> _INSTRUCTION_:
Transcribe all of the material exactly, except for its pictures.
───── MATERIAL FOR THE TASK
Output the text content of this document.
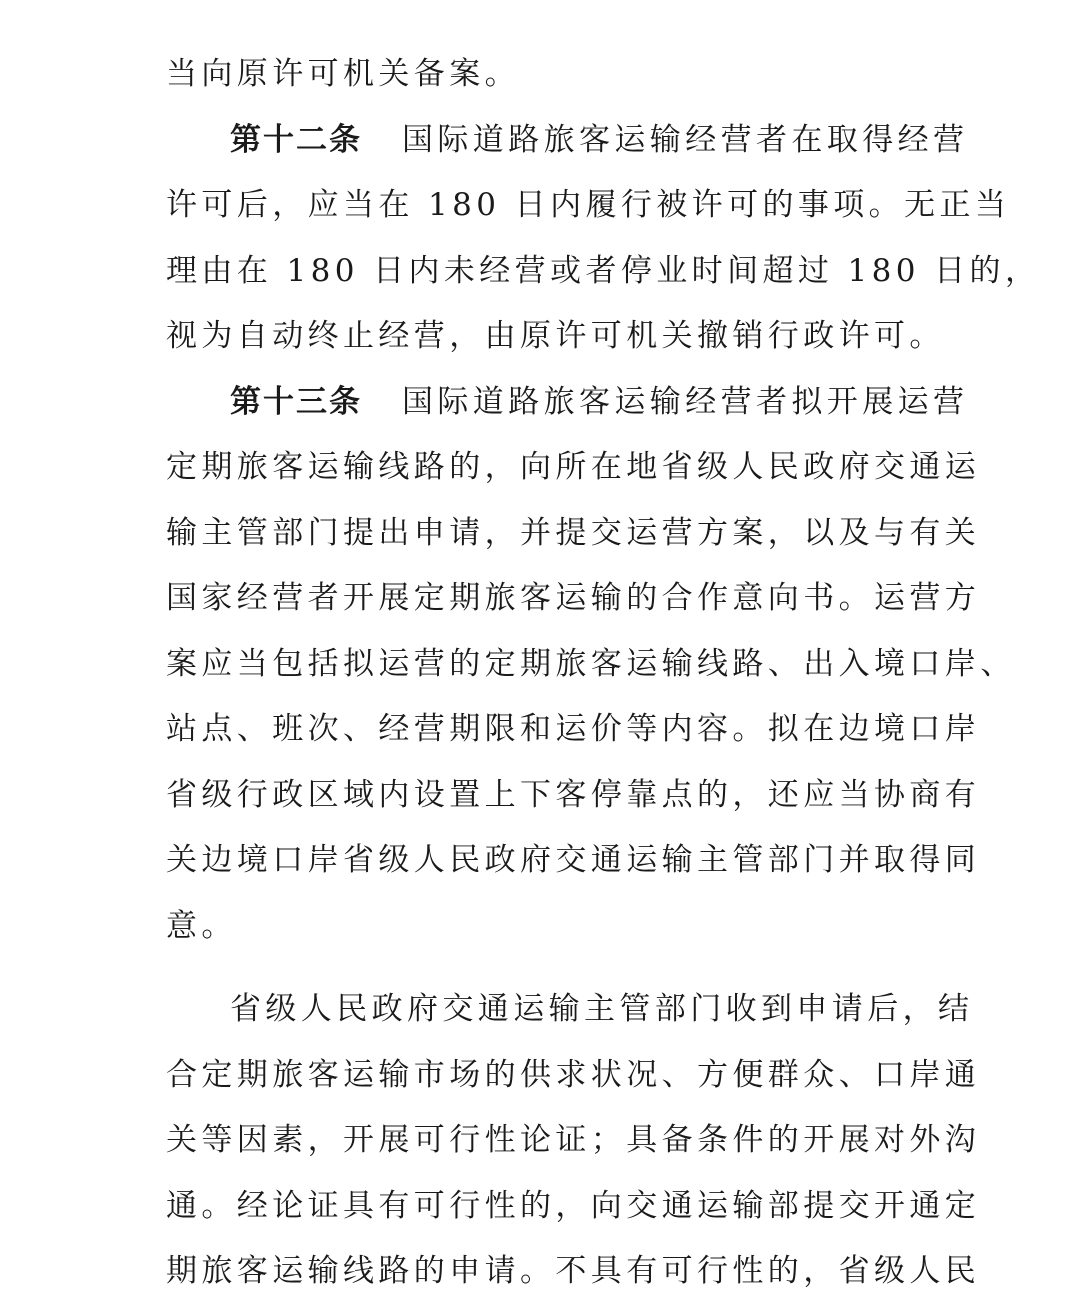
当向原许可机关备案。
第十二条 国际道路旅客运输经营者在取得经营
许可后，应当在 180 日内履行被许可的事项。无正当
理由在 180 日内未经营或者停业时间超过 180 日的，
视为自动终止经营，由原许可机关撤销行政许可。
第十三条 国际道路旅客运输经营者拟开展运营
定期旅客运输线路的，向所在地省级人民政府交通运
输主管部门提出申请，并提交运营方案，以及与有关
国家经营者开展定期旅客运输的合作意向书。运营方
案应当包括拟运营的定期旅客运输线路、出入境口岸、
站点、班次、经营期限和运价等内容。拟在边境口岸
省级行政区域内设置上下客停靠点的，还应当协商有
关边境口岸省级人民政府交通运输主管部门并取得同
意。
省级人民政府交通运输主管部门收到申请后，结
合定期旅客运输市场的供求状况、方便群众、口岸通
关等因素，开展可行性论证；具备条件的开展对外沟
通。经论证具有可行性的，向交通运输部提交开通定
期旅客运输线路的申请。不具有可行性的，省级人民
──────────
> _OUTPUT BELOW_:
Output the text content of this document.
当向原许可机关备案。
第十二条 国际道路旅客运输经营者在取得经营
许可后，应当在 180 日内履行被许可的事项。无正当
理由在 180 日内未经营或者停业时间超过 180 日的，
视为自动终止经营，由原许可机关撤销行政许可。
第十三条 国际道路旅客运输经营者拟开展运营
定期旅客运输线路的，向所在地省级人民政府交通运
输主管部门提出申请，并提交运营方案，以及与有关
国家经营者开展定期旅客运输的合作意向书。运营方
案应当包括拟运营的定期旅客运输线路、出入境口岸、
站点、班次、经营期限和运价等内容。拟在边境口岸
省级行政区域内设置上下客停靠点的，还应当协商有
关边境口岸省级人民政府交通运输主管部门并取得同
意。
省级人民政府交通运输主管部门收到申请后，结
合定期旅客运输市场的供求状况、方便群众、口岸通
关等因素，开展可行性论证；具备条件的开展对外沟
通。经论证具有可行性的，向交通运输部提交开通定
期旅客运输线路的申请。不具有可行性的，省级人民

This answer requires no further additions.